■ **What the task asks**
In the data that follows, count the lines in which the word "reaction" occurs, and report that figure alone.

^^^^^^^^^^^^^^^^

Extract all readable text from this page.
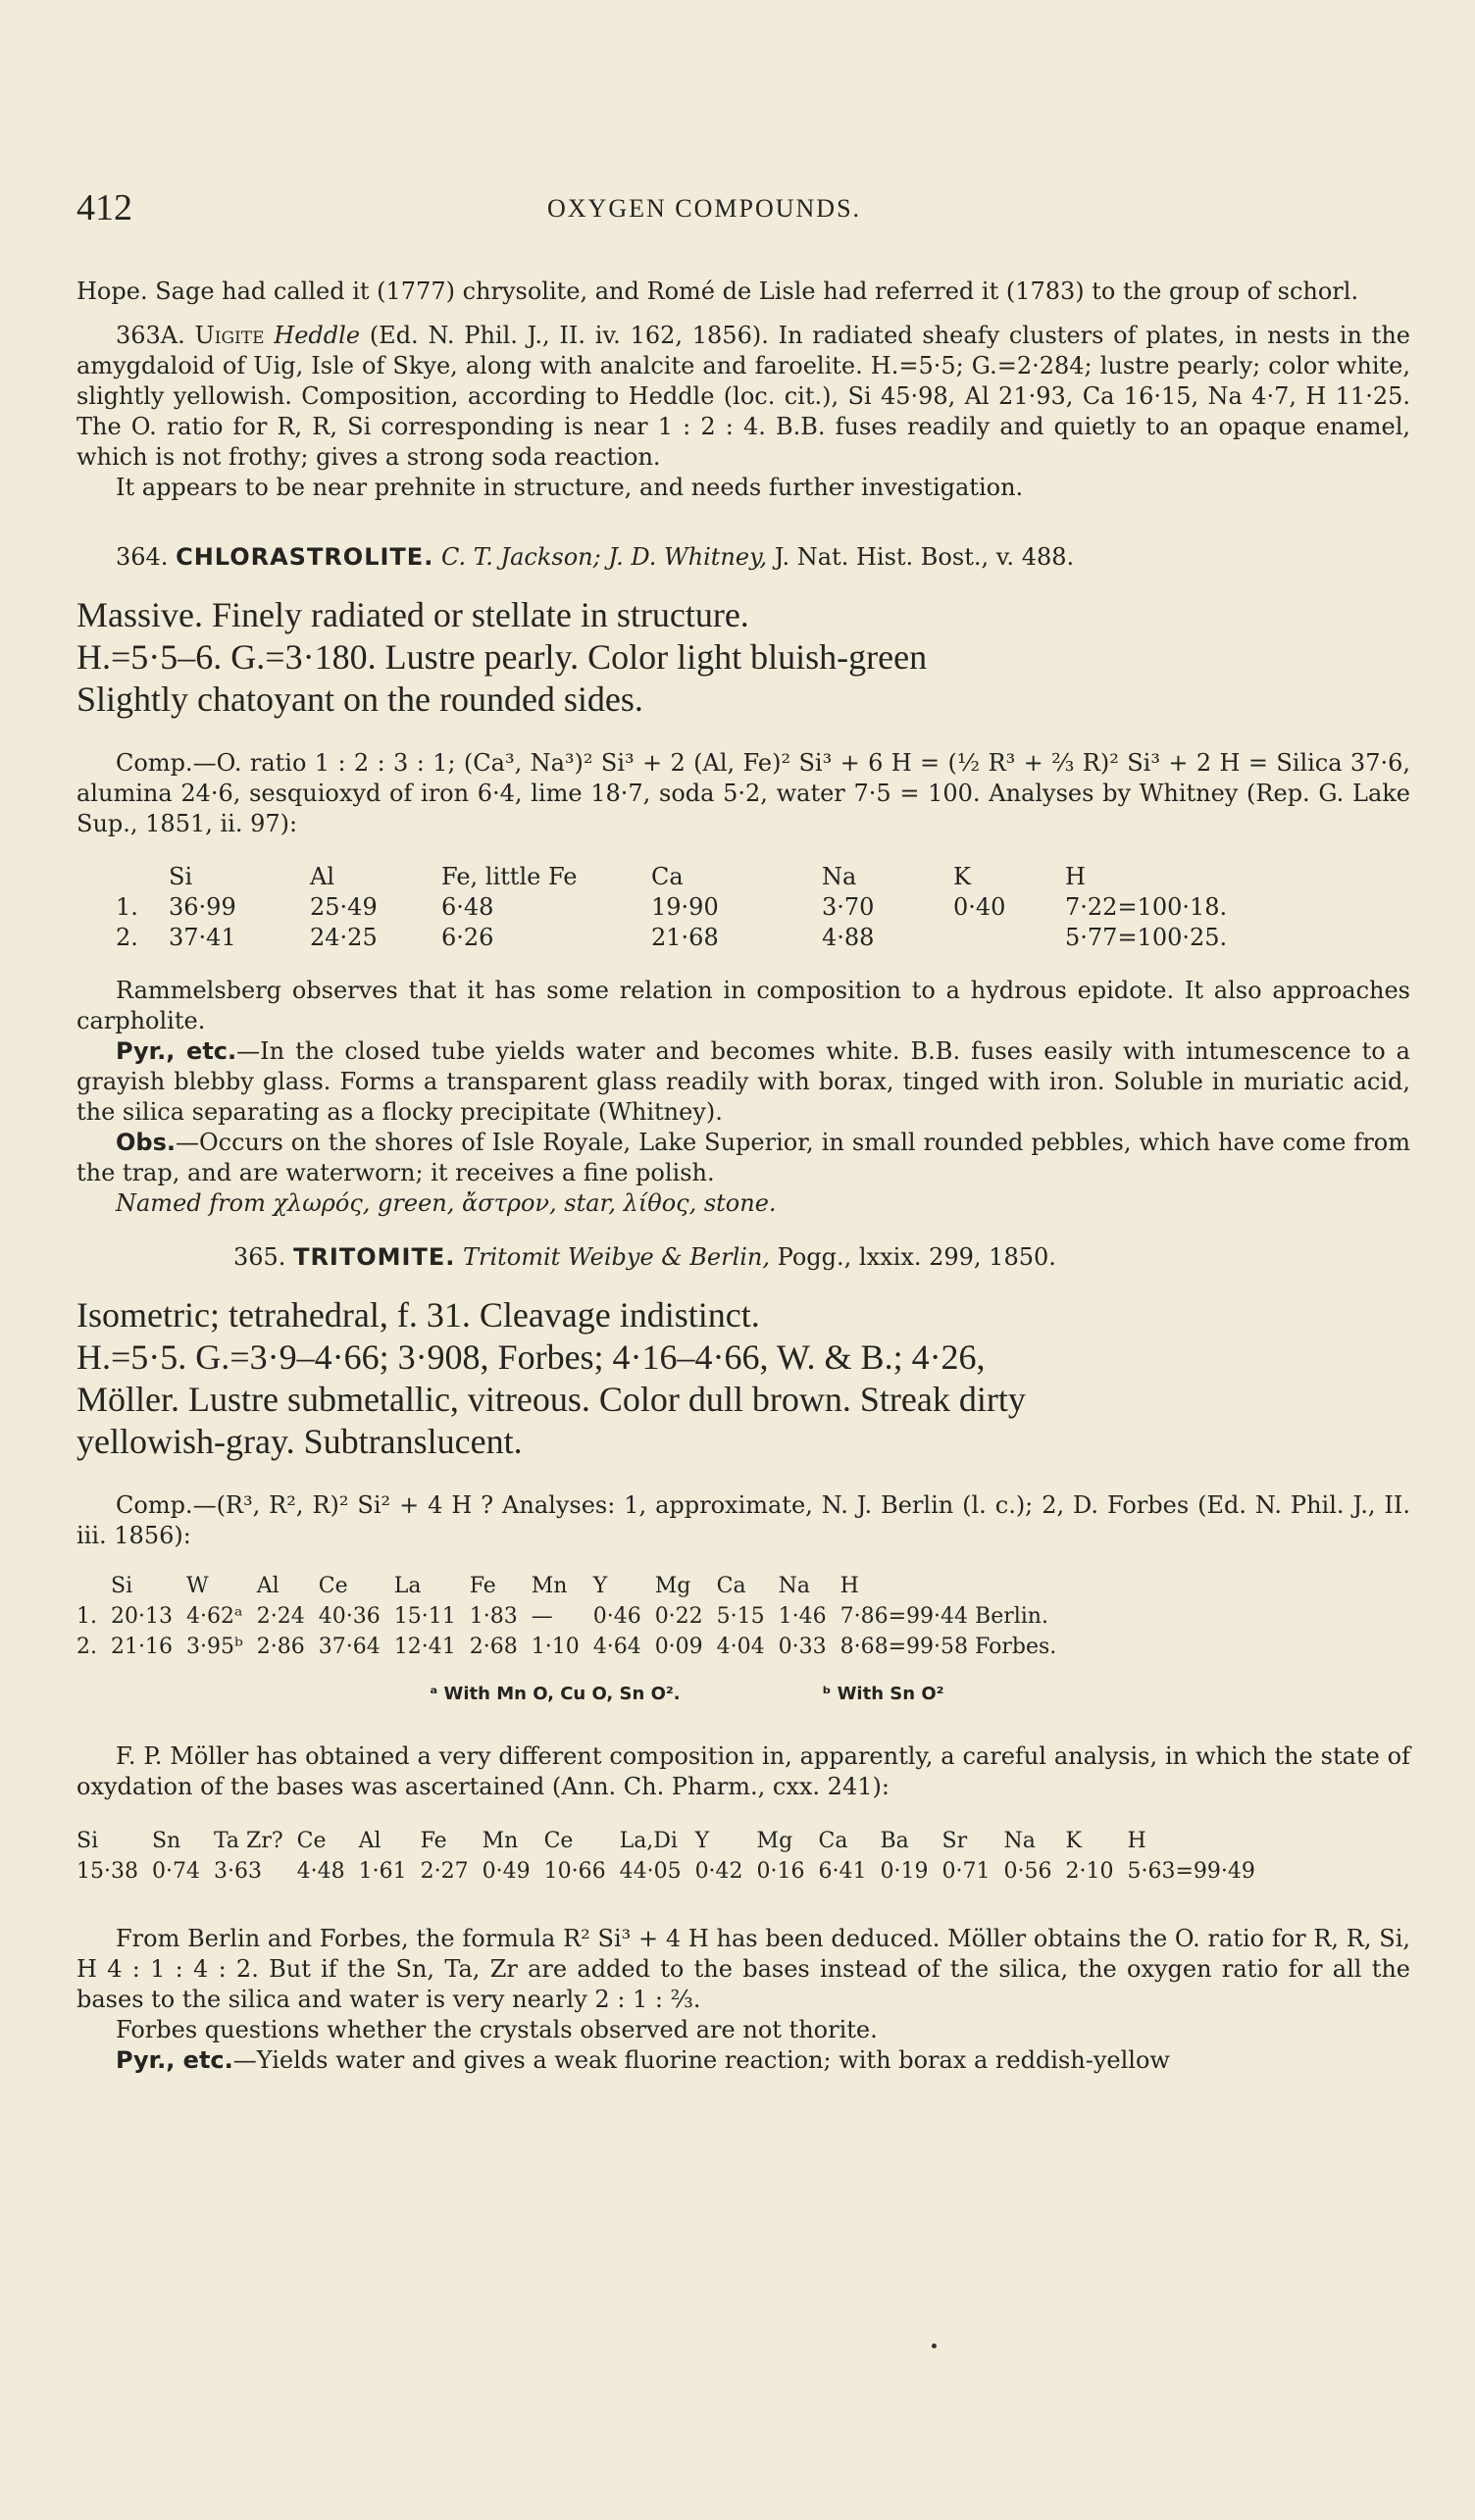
412	OXYGEN COMPOUNDS.

Hope. Sage had called it (1777) chrysolite, and Romé de Lisle had referred it (1783) to the group of schorl.

363A. Uigite Heddle (Ed. N. Phil. J., II. iv. 162, 1856). In radiated sheafy clusters of plates, in nests in the amygdaloid of Uig, Isle of Skye, along with analcite and faroelite. H.=5·5; G.=2·284; lustre pearly; color white, slightly yellowish. Composition, according to Heddle (loc. cit.), Si 45·98, Al 21·93, Ca 16·15, Na 4·7, H 11·25. The O. ratio for R, R, Si corresponding is near 1 : 2 : 4. B.B. fuses readily and quietly to an opaque enamel, which is not frothy; gives a strong soda reaction.

It appears to be near prehnite in structure, and needs further investigation.

364. CHLORASTROLITE. C. T. Jackson; J. D. Whitney, J. Nat. Hist. Bost., v. 488.

Massive. Finely radiated or stellate in structure.

H.=5·5–6. G.=3·180. Lustre pearly. Color light bluish-green

Slightly chatoyant on the rounded sides.

Comp.—O. ratio 1 : 2 : 3 : 1; (Ca³, Na³)² Si³ + 2 (Al, Fe)² Si³ + 6 H = (½ R³ + ⅔ R)² Si³ + 2 H = Silica 37·6, alumina 24·6, sesquioxyd of iron 6·4, lime 18·7, soda 5·2, water 7·5 = 100. Analyses by Whitney (Rep. G. Lake Sup., 1851, ii. 97):

	Si	Al	Fe, little Fe	Ca	Na	K	H
1.	36·99	25·49	6·48	19·90	3·70	0·40	7·22=100·18.
2.	37·41	24·25	6·26	21·68	4·88		5·77=100·25.

Rammelsberg observes that it has some relation in composition to a hydrous epidote. It also approaches carpholite.

Pyr., etc.—In the closed tube yields water and becomes white. B.B. fuses easily with intumescence to a grayish blebby glass. Forms a transparent glass readily with borax, tinged with iron. Soluble in muriatic acid, the silica separating as a flocky precipitate (Whitney).

Obs.—Occurs on the shores of Isle Royale, Lake Superior, in small rounded pebbles, which have come from the trap, and are waterworn; it receives a fine polish.

Named from χλωρός, green, ἄστρον, star, λίθος, stone.

365. TRITOMITE. Tritomit Weibye & Berlin, Pogg., lxxix. 299, 1850.

Isometric; tetrahedral, f. 31. Cleavage indistinct.

H.=5·5. G.=3·9–4·66; 3·908, Forbes; 4·16–4·66, W. & B.; 4·26,

Möller. Lustre submetallic, vitreous. Color dull brown. Streak dirty

yellowish-gray. Subtranslucent.

Comp.—(R³, R², R)² Si² + 4 H ? Analyses: 1, approximate, N. J. Berlin (l. c.); 2, D. Forbes (Ed. N. Phil. J., II. iii. 1856):

	Si	W	Al	Ce	La	Fe	Mn	Y	Mg	Ca	Na	H
1.	20·13	4·62ᵃ	2·24	40·36	15·11	1·83	—	0·46	0·22	5·15	1·46	7·86=99·44 Berlin.
2.	21·16	3·95ᵇ	2·86	37·64	12·41	2·68	1·10	4·64	0·09	4·04	0·33	8·68=99·58 Forbes.
ᵃ With Mn O, Cu O, Sn O².	ᵇ With Sn O²

F. P. Möller has obtained a very different composition in, apparently, a careful analysis, in which the state of oxydation of the bases was ascertained (Ann. Ch. Pharm., cxx. 241):

Si	Sn	Ta Zr?	Ce	Al	Fe	Mn	Ce	La,Di	Y	Mg	Ca	Ba	Sr	Na	K	H
15·38	0·74	3·63	4·48	1·61	2·27	0·49	10·66	44·05	0·42	0·16	6·41	0·19	0·71	0·56	2·10	5·63=99·49

From Berlin and Forbes, the formula R² Si³ + 4 H has been deduced. Möller obtains the O. ratio for R, R, Si, H 4 : 1 : 4 : 2. But if the Sn, Ta, Zr are added to the bases instead of the silica, the oxygen ratio for all the bases to the silica and water is very nearly 2 : 1 : ⅔.

Forbes questions whether the crystals observed are not thorite.

Pyr., etc.—Yields water and gives a weak fluorine reaction; with borax a reddish-yellow
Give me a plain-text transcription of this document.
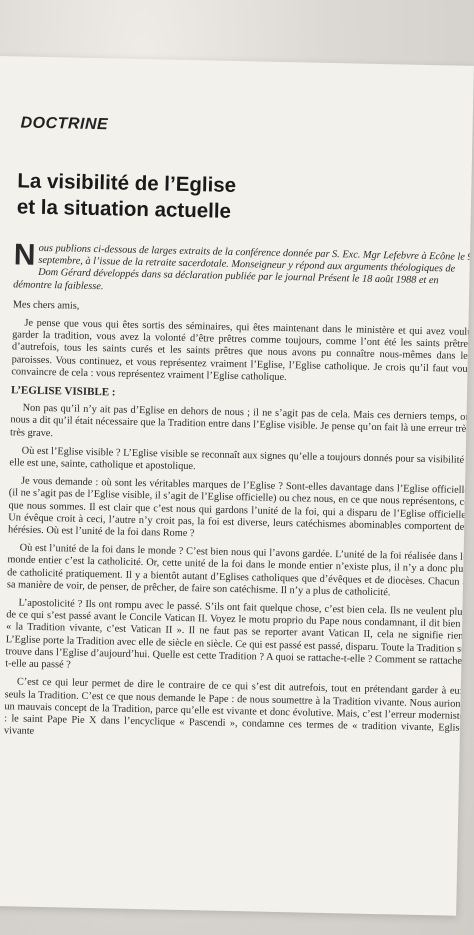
DOCTRINE
La visibilité de l’Eglise
et la situation actuelle
Nous publions ci-dessous de larges extraits de la conférence donnée par S. Exc. Mgr Lefebvre à Ecône le 9 septembre, à l’issue de la retraite sacerdotale. Monseigneur y répond aux arguments théologiques de Dom Gérard développés dans sa déclaration publiée par le journal Présent le 18 août 1988 et en démontre la faiblesse.
Mes chers amis,
Je pense que vous qui êtes sortis des séminaires, qui êtes maintenant dans le ministère et qui avez voulu garder la tradition, vous avez la volonté d’être prêtres comme toujours, comme l’ont été les saints prêtres d’autrefois, tous les saints curés et les saints prêtres que nous avons pu connaître nous-mêmes dans les paroisses. Vous continuez, et vous représentez vraiment l’Eglise, l’Eglise catholique. Je crois qu’il faut vous convaincre de cela : vous représentez vraiment l’Eglise catholique.
L’EGLISE VISIBLE :
Non pas qu’il n’y ait pas d’Eglise en dehors de nous ; il ne s’agit pas de cela. Mais ces derniers temps, on nous a dit qu’il était nécessaire que la Tradition entre dans l’Eglise visible. Je pense qu’on fait là une erreur très très grave.
Où est l’Eglise visible ? L’Eglise visible se reconnaît aux signes qu’elle a toujours donnés pour sa visibilité : elle est une, sainte, catholique et apostolique.
Je vous demande : où sont les véritables marques de l’Eglise ? Sont-elles davantage dans l’Eglise officielle (il ne s’agit pas de l’Eglise visible, il s’agit de l’Eglise officielle) ou chez nous, en ce que nous représentons, ce que nous sommes. Il est clair que c’est nous qui gardons l’unité de la foi, qui a disparu de l’Eglise officielle. Un évêque croit à ceci, l’autre n’y croit pas, la foi est diverse, leurs catéchismes abominables comportent des hérésies. Où est l’unité de la foi dans Rome ?
Où est l’unité de la foi dans le monde ? C’est bien nous qui l’avons gardée. L’unité de la foi réalisée dans le monde entier c’est la catholicité. Or, cette unité de la foi dans le monde entier n’existe plus, il n’y a donc plus de catholicité pratiquement. Il y a bientôt autant d’Eglises catholiques que d’évêques et de diocèses. Chacun a sa manière de voir, de penser, de prêcher, de faire son catéchisme. Il n’y a plus de catholicité.
L’apostolicité ? Ils ont rompu avec le passé. S’ils ont fait quelque chose, c’est bien cela. Ils ne veulent plus de ce qui s’est passé avant le Concile Vatican II. Voyez le motu proprio du Pape nous condamnant, il dit bien : « la Tradition vivante, c’est Vatican II ». Il ne faut pas se reporter avant Vatican II, cela ne signifie rien. L’Eglise porte la Tradition avec elle de siècle en siècle. Ce qui est passé est passé, disparu. Toute la Tradition se trouve dans l’Eglise d’aujourd’hui. Quelle est cette Tradition ? A quoi se rattache-t-elle ? Comment se rattache-t-elle au passé ?
C’est ce qui leur permet de dire le contraire de ce qui s’est dit autrefois, tout en prétendant garder à eux seuls la Tradition. C’est ce que nous demande le Pape : de nous soumettre à la Tradition vivante. Nous aurions un mauvais concept de la Tradition, parce qu’elle est vivante et donc évolutive. Mais, c’est l’erreur moderniste : le saint Pape Pie X dans l’encyclique « Pascendi », condamne ces termes de « tradition vivante, Eglise vivante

^^^^^^^^^^^^^^^^

■ **Response for this exercise**
2